- **Dataset items**:
=-=-=-=-=

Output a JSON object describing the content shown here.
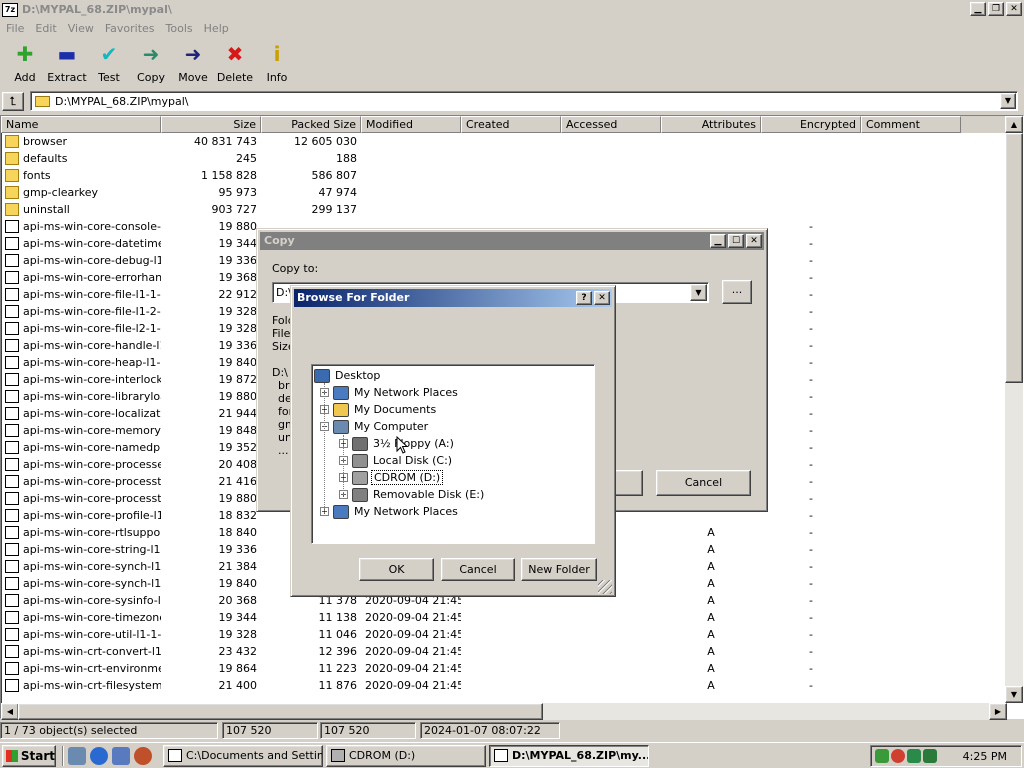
{
  "window": {
    "title": "D:\\MYPAL_68.ZIP\\mypal\\"
  },
  "menu": [
    "File",
    "Edit",
    "View",
    "Favorites",
    "Tools",
    "Help"
  ],
  "toolbar": [
    {
      "label": "Add",
      "icon": "add-icon",
      "glyph": "✚",
      "color": "#2ea42e"
    },
    {
      "label": "Extract",
      "icon": "extract-icon",
      "glyph": "▬",
      "color": "#1c2fa8"
    },
    {
      "label": "Test",
      "icon": "test-icon",
      "glyph": "✔",
      "color": "#16b6c0"
    },
    {
      "label": "Copy",
      "icon": "copy-icon",
      "glyph": "➜",
      "color": "#2a8a6a"
    },
    {
      "label": "Move",
      "icon": "move-icon",
      "glyph": "➜",
      "color": "#1c2480"
    },
    {
      "label": "Delete",
      "icon": "delete-icon",
      "glyph": "✖",
      "color": "#d81818"
    },
    {
      "label": "Info",
      "icon": "info-icon",
      "glyph": "i",
      "color": "#c8a000"
    }
  ],
  "address": {
    "path": "D:\\MYPAL_68.ZIP\\mypal\\"
  },
  "columns": [
    "Name",
    "Size",
    "Packed Size",
    "Modified",
    "Created",
    "Accessed",
    "Attributes",
    "Encrypted",
    "Comment"
  ],
  "rows": [
    {
      "type": "folder",
      "name": "browser",
      "size": "40 831 743",
      "packed": "12 605 030",
      "modified": "",
      "attr": "",
      "enc": ""
    },
    {
      "type": "folder",
      "name": "defaults",
      "size": "245",
      "packed": "188",
      "modified": "",
      "attr": "",
      "enc": ""
    },
    {
      "type": "folder",
      "name": "fonts",
      "size": "1 158 828",
      "packed": "586 807",
      "modified": "",
      "attr": "",
      "enc": ""
    },
    {
      "type": "folder",
      "name": "gmp-clearkey",
      "size": "95 973",
      "packed": "47 974",
      "modified": "",
      "attr": "",
      "enc": ""
    },
    {
      "type": "folder",
      "name": "uninstall",
      "size": "903 727",
      "packed": "299 137",
      "modified": "",
      "attr": "",
      "enc": ""
    },
    {
      "type": "file",
      "name": "api-ms-win-core-console-l...",
      "size": "19 880",
      "packed": "",
      "modified": "",
      "attr": "",
      "enc": "-"
    },
    {
      "type": "file",
      "name": "api-ms-win-core-datetime-...",
      "size": "19 344",
      "packed": "",
      "modified": "",
      "attr": "",
      "enc": "-"
    },
    {
      "type": "file",
      "name": "api-ms-win-core-debug-l1-...",
      "size": "19 336",
      "packed": "",
      "modified": "",
      "attr": "",
      "enc": "-"
    },
    {
      "type": "file",
      "name": "api-ms-win-core-errorhan...",
      "size": "19 368",
      "packed": "",
      "modified": "",
      "attr": "",
      "enc": "-"
    },
    {
      "type": "file",
      "name": "api-ms-win-core-file-l1-1-0...",
      "size": "22 912",
      "packed": "",
      "modified": "",
      "attr": "",
      "enc": "-"
    },
    {
      "type": "file",
      "name": "api-ms-win-core-file-l1-2-0...",
      "size": "19 328",
      "packed": "",
      "modified": "",
      "attr": "",
      "enc": "-"
    },
    {
      "type": "file",
      "name": "api-ms-win-core-file-l2-1-0...",
      "size": "19 328",
      "packed": "",
      "modified": "",
      "attr": "",
      "enc": "-"
    },
    {
      "type": "file",
      "name": "api-ms-win-core-handle-l1...",
      "size": "19 336",
      "packed": "",
      "modified": "",
      "attr": "",
      "enc": "-"
    },
    {
      "type": "file",
      "name": "api-ms-win-core-heap-l1-1...",
      "size": "19 840",
      "packed": "",
      "modified": "",
      "attr": "",
      "enc": "-"
    },
    {
      "type": "file",
      "name": "api-ms-win-core-interlocke...",
      "size": "19 872",
      "packed": "",
      "modified": "",
      "attr": "",
      "enc": "-"
    },
    {
      "type": "file",
      "name": "api-ms-win-core-libraryloa...",
      "size": "19 880",
      "packed": "",
      "modified": "",
      "attr": "",
      "enc": "-"
    },
    {
      "type": "file",
      "name": "api-ms-win-core-localizatio...",
      "size": "21 944",
      "packed": "",
      "modified": "",
      "attr": "",
      "enc": "-"
    },
    {
      "type": "file",
      "name": "api-ms-win-core-memory-l...",
      "size": "19 848",
      "packed": "",
      "modified": "",
      "attr": "",
      "enc": "-"
    },
    {
      "type": "file",
      "name": "api-ms-win-core-namedpip...",
      "size": "19 352",
      "packed": "",
      "modified": "",
      "attr": "",
      "enc": "-"
    },
    {
      "type": "file",
      "name": "api-ms-win-core-processe...",
      "size": "20 408",
      "packed": "",
      "modified": "",
      "attr": "",
      "enc": "-"
    },
    {
      "type": "file",
      "name": "api-ms-win-core-processt...",
      "size": "21 416",
      "packed": "",
      "modified": "",
      "attr": "",
      "enc": "-"
    },
    {
      "type": "file",
      "name": "api-ms-win-core-processt...",
      "size": "19 880",
      "packed": "",
      "modified": "",
      "attr": "",
      "enc": "-"
    },
    {
      "type": "file",
      "name": "api-ms-win-core-profile-l1-...",
      "size": "18 832",
      "packed": "",
      "modified": "",
      "attr": "",
      "enc": "-"
    },
    {
      "type": "file",
      "name": "api-ms-win-core-rtlsuppor...",
      "size": "18 840",
      "packed": "",
      "modified": "",
      "attr": "A",
      "enc": "-"
    },
    {
      "type": "file",
      "name": "api-ms-win-core-string-l1-...",
      "size": "19 336",
      "packed": "",
      "modified": "",
      "attr": "A",
      "enc": "-"
    },
    {
      "type": "file",
      "name": "api-ms-win-core-synch-l1-...",
      "size": "21 384",
      "packed": "",
      "modified": "",
      "attr": "A",
      "enc": "-"
    },
    {
      "type": "file",
      "name": "api-ms-win-core-synch-l1-...",
      "size": "19 840",
      "packed": "",
      "modified": "",
      "attr": "A",
      "enc": "-"
    },
    {
      "type": "file",
      "name": "api-ms-win-core-sysinfo-l1...",
      "size": "20 368",
      "packed": "11 378",
      "modified": "2020-09-04 21:45",
      "attr": "A",
      "enc": "-"
    },
    {
      "type": "file",
      "name": "api-ms-win-core-timezone...",
      "size": "19 344",
      "packed": "11 138",
      "modified": "2020-09-04 21:45",
      "attr": "A",
      "enc": "-"
    },
    {
      "type": "file",
      "name": "api-ms-win-core-util-l1-1-0...",
      "size": "19 328",
      "packed": "11 046",
      "modified": "2020-09-04 21:45",
      "attr": "A",
      "enc": "-"
    },
    {
      "type": "file",
      "name": "api-ms-win-crt-convert-l1-...",
      "size": "23 432",
      "packed": "12 396",
      "modified": "2020-09-04 21:45",
      "attr": "A",
      "enc": "-"
    },
    {
      "type": "file",
      "name": "api-ms-win-crt-environme...",
      "size": "19 864",
      "packed": "11 223",
      "modified": "2020-09-04 21:45",
      "attr": "A",
      "enc": "-"
    },
    {
      "type": "file",
      "name": "api-ms-win-crt-filesystem-l...",
      "size": "21 400",
      "packed": "11 876",
      "modified": "2020-09-04 21:45",
      "attr": "A",
      "enc": "-"
    }
  ],
  "status": {
    "selected": "1 / 73 object(s) selected",
    "size": "107 520",
    "packed": "107 520",
    "modified": "2024-01-07 08:07:22"
  },
  "copy_dialog": {
    "title": "Copy",
    "copy_to_label": "Copy to:",
    "path_value": "D:\\",
    "browse_label": "...",
    "info_labels": [
      "Fold",
      "Files",
      "Size"
    ],
    "path_text": "D:\\",
    "item_list": [
      "bro",
      "de",
      "for",
      "gm",
      "un",
      "..."
    ],
    "cancel_label": "Cancel"
  },
  "browse_dialog": {
    "title": "Browse For Folder",
    "ok_label": "OK",
    "cancel_label": "Cancel",
    "new_folder_label": "New Folder",
    "tree": [
      {
        "label": "Desktop",
        "level": 0,
        "expander": "",
        "icon": "desktop-icon",
        "selected": false
      },
      {
        "label": "My Network Places",
        "level": 1,
        "expander": "+",
        "icon": "network-places-icon",
        "selected": false
      },
      {
        "label": "My Documents",
        "level": 1,
        "expander": "+",
        "icon": "my-documents-icon",
        "selected": false
      },
      {
        "label": "My Computer",
        "level": 1,
        "expander": "−",
        "icon": "my-computer-icon",
        "selected": false
      },
      {
        "label": "3½ Floppy (A:)",
        "level": 2,
        "expander": "+",
        "icon": "floppy-drive-icon",
        "selected": false
      },
      {
        "label": "Local Disk (C:)",
        "level": 2,
        "expander": "+",
        "icon": "hard-disk-icon",
        "selected": false
      },
      {
        "label": "CDROM (D:)",
        "level": 2,
        "expander": "+",
        "icon": "cdrom-drive-icon",
        "selected": true
      },
      {
        "label": "Removable Disk (E:)",
        "level": 2,
        "expander": "+",
        "icon": "removable-disk-icon",
        "selected": false
      },
      {
        "label": "My Network Places",
        "level": 1,
        "expander": "+",
        "icon": "network-places-icon",
        "selected": false
      }
    ]
  },
  "taskbar": {
    "start_label": "Start",
    "tasks": [
      {
        "label": "C:\\Documents and Settin...",
        "active": false
      },
      {
        "label": "CDROM (D:)",
        "active": false
      },
      {
        "label": "D:\\MYPAL_68.ZIP\\my...",
        "active": true
      }
    ],
    "clock": "4:25 PM"
  }
}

=-=-=-=-=

- **What you should do**: Using the listing above, pull out all lines that hold the word "glyph".

- **Correct result**:
      "glyph": "✚",
      "glyph": "▬",
      "glyph": "✔",
      "glyph": "➜",
      "glyph": "➜",
      "glyph": "✖",
      "glyph": "i",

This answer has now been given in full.